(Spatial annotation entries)
== == ==

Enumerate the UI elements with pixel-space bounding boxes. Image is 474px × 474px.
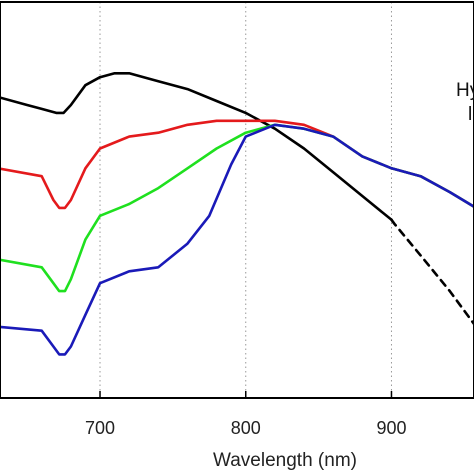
legend-fragment: Hy l <box>456 80 474 125</box>
x-axis-ticks: 700 800 900 <box>85 391 406 438</box>
x-tick-label-700: 700 <box>85 418 115 438</box>
legend-text-line-2: l <box>468 104 472 125</box>
legend-text-line-1: Hy <box>456 80 474 101</box>
x-tick-label-800: 800 <box>231 418 261 438</box>
series-lines <box>0 72 474 356</box>
x-axis-title: Wavelength (nm) <box>213 450 357 471</box>
series-line-1-dashed <box>390 218 474 327</box>
grid-lines <box>99 2 392 398</box>
series-line-1 <box>0 72 393 222</box>
series-line-4 <box>0 123 474 356</box>
plot-frame <box>0 1 474 399</box>
x-tick-label-900: 900 <box>376 418 406 438</box>
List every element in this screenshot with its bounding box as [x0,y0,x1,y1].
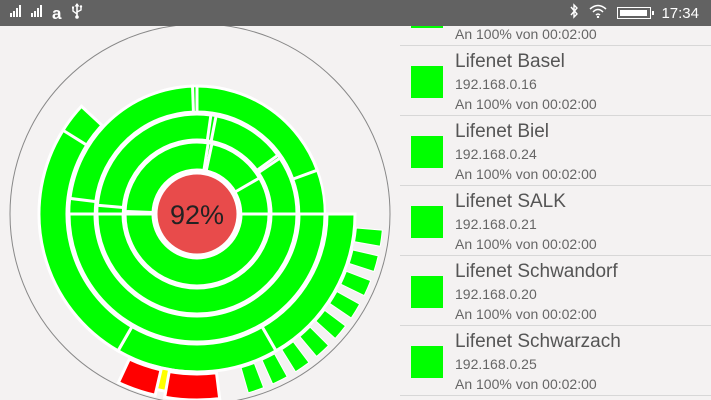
device-ip: 192.168.0.20 [455,286,537,302]
device-list-item[interactable]: Lifenet Schwarzach 192.168.0.25 An 100% vo… [400,326,711,396]
status-swatch [411,346,443,378]
device-ip: 192.168.0.21 [455,216,537,232]
ring-segment-ok[interactable] [37,128,135,353]
amazon-icon: a [52,3,62,23]
ring-segment-ok[interactable] [68,84,195,204]
device-uptime: An 100% von 00:02:00 [455,96,597,112]
center-percentage: 92% [170,200,224,230]
device-uptime: An 100% von 00:02:00 [455,306,597,322]
ring-segment-ok[interactable] [315,309,347,340]
ring-segment-ok[interactable] [340,270,372,297]
status-swatch [411,66,443,98]
sunburst-chart[interactable]: 92% [0,26,400,400]
wifi-icon [589,4,607,23]
status-swatch [411,276,443,308]
device-uptime: An 100% von 00:02:00 [455,376,597,392]
clock: 17:34 [661,4,699,22]
device-uptime: An 100% von 00:02:00 [455,236,597,252]
ring-segment-ok[interactable] [195,84,320,182]
ring-segment-ok[interactable] [123,212,271,288]
ring-segment-ok[interactable] [95,212,299,316]
status-bar: a 17: [0,0,711,26]
center-disc [154,171,240,257]
device-name: Lifenet Basel [455,51,565,72]
device-name: Lifenet Biel [455,121,550,142]
ring-segment-ok[interactable] [67,212,327,344]
usb-icon [71,2,83,24]
ring-segment-ok[interactable] [299,326,330,358]
ring-segment-ok[interactable] [209,114,280,173]
device-list[interactable]: An 100% von 00:02:00 Lifenet Basel 192.168… [400,26,711,400]
device-name: Lifenet SALK [455,191,566,212]
ring-segment-ok[interactable] [123,140,210,215]
notification-area: a [10,2,83,24]
ring-segment-ok[interactable] [240,362,265,394]
signal-icon [10,4,21,22]
device-name: Lifenet Schwandorf [455,261,618,282]
device-ip: 192.168.0.16 [455,76,537,92]
ring-segment-ok[interactable] [204,141,262,195]
device-list-item[interactable]: Lifenet Schwandorf 192.168.0.20 An 100% vo… [400,256,711,326]
device-uptime: An 100% von 00:02:00 [455,26,597,42]
bluetooth-icon [569,2,579,24]
ring-segment-ok[interactable] [328,290,361,319]
status-swatch [411,136,443,168]
signal-icon [31,4,42,22]
battery-icon [617,7,655,19]
device-name: Lifenet Schwarzach [455,331,621,352]
ring-segment-ok[interactable] [261,353,288,385]
system-tray: 17:34 [569,2,699,24]
device-list-item[interactable]: An 100% von 00:02:00 [400,26,711,46]
device-uptime: An 100% von 00:02:00 [455,166,597,182]
ring-segment-error[interactable] [116,357,163,398]
ring-segment-ok[interactable] [95,112,213,210]
device-list-item[interactable]: Lifenet SALK 192.168.0.21 An 100% von 00:0… [400,186,711,256]
device-ip: 192.168.0.24 [455,146,537,162]
ring-segment-ok[interactable] [281,341,310,373]
device-list-item[interactable]: Lifenet Biel 192.168.0.24 An 100% von 00:0… [400,116,711,186]
status-swatch [411,26,443,28]
ring-segment-ok[interactable] [348,249,379,273]
ring-segment-error[interactable] [162,369,222,400]
status-swatch [411,206,443,238]
device-list-item[interactable]: Lifenet Basel 192.168.0.16 An 100% von 00:… [400,46,711,116]
ring-segment-ok[interactable] [353,227,383,247]
device-ip: 192.168.0.25 [455,356,537,372]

== == ==

* [INSTRUCTIONS TO FOLLOW]: Render the lines above as a numbered list, skipping any blank lines. Omit the pictures from your answer.

* [COMPLETED EXERCISE]:
1. Enumerate the UI elements with pixel-space bounding boxes. Image is 474px × 474px.
2. legend-fragment: Hy l <box>456 80 474 125</box>
3. x-axis-ticks: 700 800 900 <box>85 391 406 438</box>
4. x-tick-label-700: 700 <box>85 418 115 438</box>
5. legend-text-line-2: l <box>468 104 472 125</box>
6. legend-text-line-1: Hy <box>456 80 474 101</box>
7. x-tick-label-800: 800 <box>231 418 261 438</box>
8. series-lines <box>0 72 474 356</box>
9. x-axis-title: Wavelength (nm) <box>213 450 357 471</box>
10. series-line-1-dashed <box>390 218 474 327</box>
11. grid-lines <box>99 2 392 398</box>
12. series-line-1 <box>0 72 393 222</box>
13. series-line-4 <box>0 123 474 356</box>
14. plot-frame <box>0 1 474 399</box>
15. x-tick-label-900: 900 <box>376 418 406 438</box>
16. List every element in this screenshot with its bounding box as [x0,y0,x1,y1].
17. device-ip: 192.168.0.20 [455,286,537,302]
18. device-list-item[interactable]: Lifenet Schwarzach 192.168.0.25 An 100% vo… [400,326,711,396]
19. status-swatch [411,346,443,378]
20. device-ip: 192.168.0.21 [455,216,537,232]
21. ring-segment-ok[interactable] [37,128,135,353]
22. amazon-icon: a [52,3,62,23]
23. ring-segment-ok[interactable] [68,84,195,204]
24. device-uptime: An 100% von 00:02:00 [455,96,597,112]
25. center-percentage: 92% [170,200,224,230]
26. device-uptime: An 100% von 00:02:00 [455,306,597,322]
27. ring-segment-ok[interactable] [315,309,347,340]
28. ring-segment-ok[interactable] [340,270,372,297]
29. status-swatch [411,66,443,98]
30. sunburst-chart[interactable]: 92% [0,26,400,400]
31. wifi-icon [589,4,607,23]
32. status-swatch [411,276,443,308]
33. device-uptime: An 100% von 00:02:00 [455,376,597,392]
34. clock: 17:34 [661,4,699,22]
35. device-uptime: An 100% von 00:02:00 [455,236,597,252]
36. ring-segment-ok[interactable] [195,84,320,182]
37. ring-segment-ok[interactable] [123,212,271,288]
38. ring-segment-ok[interactable] [95,212,299,316]
39. status-bar: a 17: [0,0,711,26]
40. center-disc [154,171,240,257]
41. device-name: Lifenet Basel [455,51,565,72]
42. device-name: Lifenet Biel [455,121,550,142]
43. ring-segment-ok[interactable] [67,212,327,344]
44. usb-icon [71,2,83,24]
45. ring-segment-ok[interactable] [299,326,330,358]
46. ring-segment-ok[interactable] [209,114,280,173]
47. device-list[interactable]: An 100% von 00:02:00 Lifenet Basel 192.168… [400,26,711,400]
48. device-name: Lifenet SALK [455,191,566,212]
49. ring-segment-ok[interactable] [123,140,210,215]
50. notification-area: a [10,2,83,24]
51. ring-segment-ok[interactable] [240,362,265,394]
52. signal-icon [10,4,21,22]
53. device-name: Lifenet Schwandorf [455,261,618,282]
54. device-ip: 192.168.0.16 [455,76,537,92]
55. ring-segment-ok[interactable] [204,141,262,195]
56. device-list-item[interactable]: Lifenet Schwandorf 192.168.0.20 An 100% vo… [400,256,711,326]
57. device-uptime: An 100% von 00:02:00 [455,26,597,42]
58. bluetooth-icon [569,2,579,24]
59. ring-segment-ok[interactable] [328,290,361,319]
60. status-swatch [411,136,443,168]
61. signal-icon [31,4,42,22]
62. battery-icon [617,7,655,19]
63. device-name: Lifenet Schwarzach [455,331,621,352]
64. ring-segment-ok[interactable] [261,353,288,385]
65. system-tray: 17:34 [569,2,699,24]
66. device-list-item[interactable]: An 100% von 00:02:00 [400,26,711,46]
67. device-uptime: An 100% von 00:02:00 [455,166,597,182]
68. ring-segment-error[interactable] [116,357,163,398]
69. ring-segment-ok[interactable] [95,112,213,210]
70. device-list-item[interactable]: Lifenet SALK 192.168.0.21 An 100% von 00:0… [400,186,711,256]
71. device-ip: 192.168.0.24 [455,146,537,162]
72. ring-segment-ok[interactable] [281,341,310,373]
73. device-list-item[interactable]: Lifenet Biel 192.168.0.24 An 100% von 00:0… [400,116,711,186]
74. status-swatch [411,26,443,28]
75. ring-segment-ok[interactable] [348,249,379,273]
76. ring-segment-error[interactable] [162,369,222,400]
77. status-swatch [411,206,443,238]
78. device-list-item[interactable]: Lifenet Basel 192.168.0.16 An 100% von 00:… [400,46,711,116]
79. ring-segment-ok[interactable] [353,227,383,247]
80. device-ip: 192.168.0.25 [455,356,537,372]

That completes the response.